WORK REQUIRED: Find the lines holding the string "developer" in the data, then copy all of them.

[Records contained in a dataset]
________________
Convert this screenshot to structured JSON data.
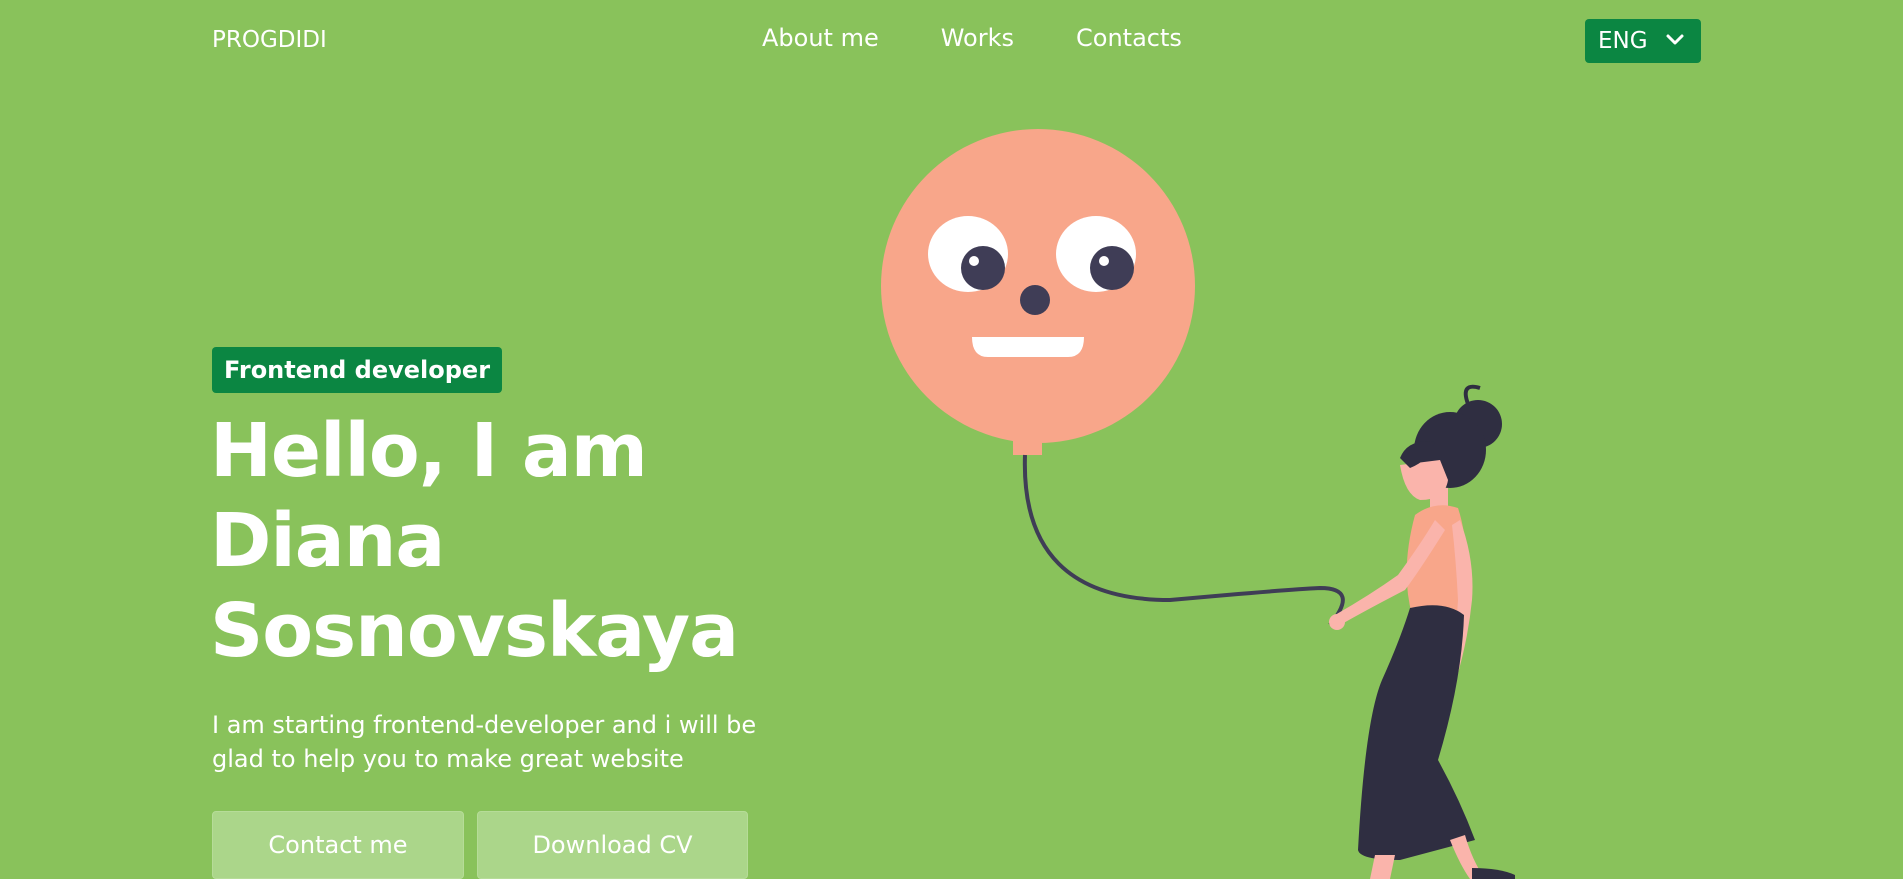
{
  "header": {
    "logo": "PROGDIDI",
    "nav": [
      "About me",
      "Works",
      "Contacts"
    ],
    "language": {
      "selected": "ENG",
      "icon": "chevron-down-icon"
    }
  },
  "hero": {
    "badge": "Frontend developer",
    "title_lines": [
      "Hello, I am",
      "Diana",
      "Sosnovskaya"
    ],
    "description": "I am starting frontend-developer and i will be glad to help you to make great website",
    "buttons": {
      "contact": "Contact me",
      "download": "Download CV"
    }
  },
  "colors": {
    "background": "#89c25b",
    "accent": "#0b8642",
    "button": "#abd68a",
    "balloon": "#f8a68a",
    "dark": "#2f2e41"
  }
}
________________
EXERCISE SOLUTION:
    "badge": "Frontend developer",
    "description": "I am starting frontend-developer and i will be glad to help you to make great website",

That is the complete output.